:: Problem ::
Work out how many lines of the material below mention the word "Pied"; reply with the number only.

:: Materials provided ::

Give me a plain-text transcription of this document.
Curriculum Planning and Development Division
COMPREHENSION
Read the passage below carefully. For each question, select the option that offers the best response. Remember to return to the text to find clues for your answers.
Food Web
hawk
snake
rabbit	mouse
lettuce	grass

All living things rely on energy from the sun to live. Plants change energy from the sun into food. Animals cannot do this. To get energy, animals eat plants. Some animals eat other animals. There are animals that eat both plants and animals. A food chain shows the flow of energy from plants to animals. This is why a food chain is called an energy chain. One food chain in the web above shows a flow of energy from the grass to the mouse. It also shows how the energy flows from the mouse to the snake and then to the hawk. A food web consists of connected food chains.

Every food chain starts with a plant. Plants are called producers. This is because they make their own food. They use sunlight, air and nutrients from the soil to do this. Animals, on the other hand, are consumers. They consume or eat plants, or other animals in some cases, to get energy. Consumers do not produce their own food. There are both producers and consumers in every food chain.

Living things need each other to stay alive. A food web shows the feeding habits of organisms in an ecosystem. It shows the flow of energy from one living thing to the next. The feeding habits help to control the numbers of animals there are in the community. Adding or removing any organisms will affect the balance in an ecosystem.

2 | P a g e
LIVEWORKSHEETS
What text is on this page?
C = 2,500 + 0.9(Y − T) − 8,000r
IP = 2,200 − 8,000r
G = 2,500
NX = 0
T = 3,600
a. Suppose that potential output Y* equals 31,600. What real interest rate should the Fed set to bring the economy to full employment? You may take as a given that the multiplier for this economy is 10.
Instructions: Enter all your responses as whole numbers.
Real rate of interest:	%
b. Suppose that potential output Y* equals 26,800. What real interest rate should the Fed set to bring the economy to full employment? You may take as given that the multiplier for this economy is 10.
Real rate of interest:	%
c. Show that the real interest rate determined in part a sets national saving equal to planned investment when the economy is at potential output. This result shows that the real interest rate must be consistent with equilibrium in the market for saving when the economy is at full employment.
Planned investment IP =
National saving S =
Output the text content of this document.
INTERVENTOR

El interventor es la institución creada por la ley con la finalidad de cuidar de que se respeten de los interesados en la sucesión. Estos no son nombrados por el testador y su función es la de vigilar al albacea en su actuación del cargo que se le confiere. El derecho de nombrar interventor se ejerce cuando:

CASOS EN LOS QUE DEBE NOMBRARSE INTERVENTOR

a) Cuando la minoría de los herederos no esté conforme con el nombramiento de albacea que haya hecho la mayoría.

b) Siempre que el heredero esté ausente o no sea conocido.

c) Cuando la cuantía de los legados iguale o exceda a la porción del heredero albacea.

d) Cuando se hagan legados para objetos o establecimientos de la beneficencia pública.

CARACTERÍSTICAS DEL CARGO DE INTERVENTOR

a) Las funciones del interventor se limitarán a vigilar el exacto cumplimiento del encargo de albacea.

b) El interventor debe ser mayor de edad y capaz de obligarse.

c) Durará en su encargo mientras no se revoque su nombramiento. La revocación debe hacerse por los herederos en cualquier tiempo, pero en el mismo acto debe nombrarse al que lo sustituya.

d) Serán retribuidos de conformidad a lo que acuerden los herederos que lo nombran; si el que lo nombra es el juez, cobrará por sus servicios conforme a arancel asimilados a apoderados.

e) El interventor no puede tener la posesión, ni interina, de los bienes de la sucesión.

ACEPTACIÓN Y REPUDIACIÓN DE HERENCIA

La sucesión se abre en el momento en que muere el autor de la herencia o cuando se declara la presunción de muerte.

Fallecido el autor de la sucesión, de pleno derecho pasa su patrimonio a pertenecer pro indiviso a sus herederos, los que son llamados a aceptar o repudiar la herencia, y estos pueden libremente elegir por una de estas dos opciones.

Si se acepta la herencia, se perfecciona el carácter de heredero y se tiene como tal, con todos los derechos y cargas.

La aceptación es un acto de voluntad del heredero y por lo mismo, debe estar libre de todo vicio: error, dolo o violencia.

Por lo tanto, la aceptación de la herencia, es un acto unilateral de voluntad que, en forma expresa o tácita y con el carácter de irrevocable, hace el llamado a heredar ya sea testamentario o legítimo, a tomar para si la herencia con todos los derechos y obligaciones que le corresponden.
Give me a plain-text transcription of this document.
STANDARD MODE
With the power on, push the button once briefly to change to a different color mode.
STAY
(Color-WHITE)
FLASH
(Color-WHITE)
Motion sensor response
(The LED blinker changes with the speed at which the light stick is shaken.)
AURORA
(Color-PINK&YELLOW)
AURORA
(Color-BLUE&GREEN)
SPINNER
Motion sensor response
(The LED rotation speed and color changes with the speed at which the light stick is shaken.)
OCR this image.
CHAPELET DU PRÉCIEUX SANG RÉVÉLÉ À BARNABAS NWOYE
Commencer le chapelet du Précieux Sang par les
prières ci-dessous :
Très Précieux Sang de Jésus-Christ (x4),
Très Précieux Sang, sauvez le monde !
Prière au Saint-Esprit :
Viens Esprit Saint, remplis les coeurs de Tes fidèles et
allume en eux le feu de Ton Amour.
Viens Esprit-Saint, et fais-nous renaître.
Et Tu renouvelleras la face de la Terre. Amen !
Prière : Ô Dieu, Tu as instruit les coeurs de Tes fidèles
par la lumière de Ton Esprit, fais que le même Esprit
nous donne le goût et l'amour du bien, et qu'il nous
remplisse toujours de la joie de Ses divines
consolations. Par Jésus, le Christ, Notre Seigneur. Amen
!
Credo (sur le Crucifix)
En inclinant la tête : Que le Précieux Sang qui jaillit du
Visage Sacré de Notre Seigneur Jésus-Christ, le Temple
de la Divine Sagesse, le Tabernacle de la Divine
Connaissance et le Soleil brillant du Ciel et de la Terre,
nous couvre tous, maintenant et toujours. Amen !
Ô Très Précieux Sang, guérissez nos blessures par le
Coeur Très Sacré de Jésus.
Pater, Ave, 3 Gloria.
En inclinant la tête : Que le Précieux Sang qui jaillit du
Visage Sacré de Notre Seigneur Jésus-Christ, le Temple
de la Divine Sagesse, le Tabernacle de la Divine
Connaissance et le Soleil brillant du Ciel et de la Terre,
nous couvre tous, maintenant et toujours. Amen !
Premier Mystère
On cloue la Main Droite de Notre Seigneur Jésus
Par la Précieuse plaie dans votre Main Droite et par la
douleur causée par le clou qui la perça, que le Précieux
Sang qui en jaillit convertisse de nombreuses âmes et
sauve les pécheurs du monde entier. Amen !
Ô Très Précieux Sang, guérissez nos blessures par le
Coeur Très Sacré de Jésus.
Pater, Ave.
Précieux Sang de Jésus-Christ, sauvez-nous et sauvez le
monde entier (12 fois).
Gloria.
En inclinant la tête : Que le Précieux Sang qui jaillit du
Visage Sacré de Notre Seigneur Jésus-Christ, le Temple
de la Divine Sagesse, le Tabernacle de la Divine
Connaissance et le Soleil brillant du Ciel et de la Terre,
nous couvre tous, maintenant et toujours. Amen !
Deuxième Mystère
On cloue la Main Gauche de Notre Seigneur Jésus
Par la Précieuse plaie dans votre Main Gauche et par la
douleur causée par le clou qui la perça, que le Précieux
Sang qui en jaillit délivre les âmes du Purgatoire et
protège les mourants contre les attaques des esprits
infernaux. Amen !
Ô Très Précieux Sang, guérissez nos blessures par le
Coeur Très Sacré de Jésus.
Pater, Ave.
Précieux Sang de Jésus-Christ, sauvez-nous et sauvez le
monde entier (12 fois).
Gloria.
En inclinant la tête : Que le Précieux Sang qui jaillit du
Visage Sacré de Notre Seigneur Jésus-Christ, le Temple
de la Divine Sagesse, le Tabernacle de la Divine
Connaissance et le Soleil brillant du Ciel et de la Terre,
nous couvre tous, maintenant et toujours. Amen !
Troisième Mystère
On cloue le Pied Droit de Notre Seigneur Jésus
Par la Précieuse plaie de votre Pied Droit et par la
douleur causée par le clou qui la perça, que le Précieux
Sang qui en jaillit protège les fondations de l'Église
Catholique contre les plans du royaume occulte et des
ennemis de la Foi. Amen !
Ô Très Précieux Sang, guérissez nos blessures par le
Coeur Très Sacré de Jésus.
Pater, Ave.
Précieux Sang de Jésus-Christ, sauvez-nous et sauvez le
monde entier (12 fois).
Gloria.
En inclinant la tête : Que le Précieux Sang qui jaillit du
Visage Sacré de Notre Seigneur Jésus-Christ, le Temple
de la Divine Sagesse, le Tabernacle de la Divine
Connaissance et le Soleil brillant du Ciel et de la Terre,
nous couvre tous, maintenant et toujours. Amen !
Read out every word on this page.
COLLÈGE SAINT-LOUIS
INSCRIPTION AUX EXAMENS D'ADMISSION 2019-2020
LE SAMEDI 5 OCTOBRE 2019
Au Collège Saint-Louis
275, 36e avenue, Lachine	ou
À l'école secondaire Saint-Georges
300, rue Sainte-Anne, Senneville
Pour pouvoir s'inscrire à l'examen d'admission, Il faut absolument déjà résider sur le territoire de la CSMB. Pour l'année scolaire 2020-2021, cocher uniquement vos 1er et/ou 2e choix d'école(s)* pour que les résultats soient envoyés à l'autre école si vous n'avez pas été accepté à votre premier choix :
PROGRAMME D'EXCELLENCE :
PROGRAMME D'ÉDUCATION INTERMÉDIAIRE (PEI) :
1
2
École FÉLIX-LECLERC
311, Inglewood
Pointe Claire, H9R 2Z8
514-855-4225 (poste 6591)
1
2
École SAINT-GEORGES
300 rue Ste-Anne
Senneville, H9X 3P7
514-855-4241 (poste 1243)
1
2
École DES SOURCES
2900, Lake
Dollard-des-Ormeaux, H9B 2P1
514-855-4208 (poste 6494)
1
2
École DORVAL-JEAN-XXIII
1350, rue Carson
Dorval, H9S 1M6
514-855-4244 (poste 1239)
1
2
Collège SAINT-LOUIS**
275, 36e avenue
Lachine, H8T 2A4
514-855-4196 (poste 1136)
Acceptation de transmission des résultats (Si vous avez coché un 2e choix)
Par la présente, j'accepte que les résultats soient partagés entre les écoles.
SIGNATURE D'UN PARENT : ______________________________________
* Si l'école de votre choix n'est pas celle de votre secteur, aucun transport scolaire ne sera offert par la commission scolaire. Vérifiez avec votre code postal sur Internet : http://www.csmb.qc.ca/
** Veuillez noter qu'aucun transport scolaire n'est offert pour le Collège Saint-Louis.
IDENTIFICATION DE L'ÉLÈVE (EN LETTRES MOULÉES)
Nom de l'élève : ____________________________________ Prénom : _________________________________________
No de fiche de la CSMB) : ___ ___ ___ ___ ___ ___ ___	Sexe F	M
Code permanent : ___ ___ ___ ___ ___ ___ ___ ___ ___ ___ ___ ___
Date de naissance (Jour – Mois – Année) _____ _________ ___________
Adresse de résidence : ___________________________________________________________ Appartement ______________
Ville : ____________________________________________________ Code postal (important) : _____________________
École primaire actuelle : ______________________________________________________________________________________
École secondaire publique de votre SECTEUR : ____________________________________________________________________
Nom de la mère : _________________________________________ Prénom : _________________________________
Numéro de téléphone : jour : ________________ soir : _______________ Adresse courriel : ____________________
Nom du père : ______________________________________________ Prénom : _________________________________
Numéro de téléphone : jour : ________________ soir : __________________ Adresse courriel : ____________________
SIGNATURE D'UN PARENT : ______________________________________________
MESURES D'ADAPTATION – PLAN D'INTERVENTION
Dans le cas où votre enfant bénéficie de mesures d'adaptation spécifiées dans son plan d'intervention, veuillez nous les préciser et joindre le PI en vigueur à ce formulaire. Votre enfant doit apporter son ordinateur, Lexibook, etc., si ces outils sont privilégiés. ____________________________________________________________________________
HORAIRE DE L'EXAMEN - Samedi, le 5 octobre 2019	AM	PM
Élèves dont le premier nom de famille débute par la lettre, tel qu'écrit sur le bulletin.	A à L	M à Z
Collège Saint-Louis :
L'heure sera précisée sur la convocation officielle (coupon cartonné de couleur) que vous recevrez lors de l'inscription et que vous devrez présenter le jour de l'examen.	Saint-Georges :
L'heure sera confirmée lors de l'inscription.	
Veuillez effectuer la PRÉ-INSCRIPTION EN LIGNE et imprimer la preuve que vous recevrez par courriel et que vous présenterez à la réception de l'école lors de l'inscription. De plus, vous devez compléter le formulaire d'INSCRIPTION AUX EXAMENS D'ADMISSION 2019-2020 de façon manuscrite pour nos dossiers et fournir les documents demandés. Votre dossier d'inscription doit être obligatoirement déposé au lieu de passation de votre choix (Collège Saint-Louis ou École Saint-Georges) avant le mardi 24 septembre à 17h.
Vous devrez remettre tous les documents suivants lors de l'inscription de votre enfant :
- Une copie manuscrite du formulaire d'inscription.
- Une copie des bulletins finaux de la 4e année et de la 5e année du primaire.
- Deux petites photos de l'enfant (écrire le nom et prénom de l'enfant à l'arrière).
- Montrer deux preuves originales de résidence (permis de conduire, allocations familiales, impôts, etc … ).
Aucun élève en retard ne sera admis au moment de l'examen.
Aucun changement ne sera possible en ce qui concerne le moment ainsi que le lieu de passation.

:: Solution to this problem ::
2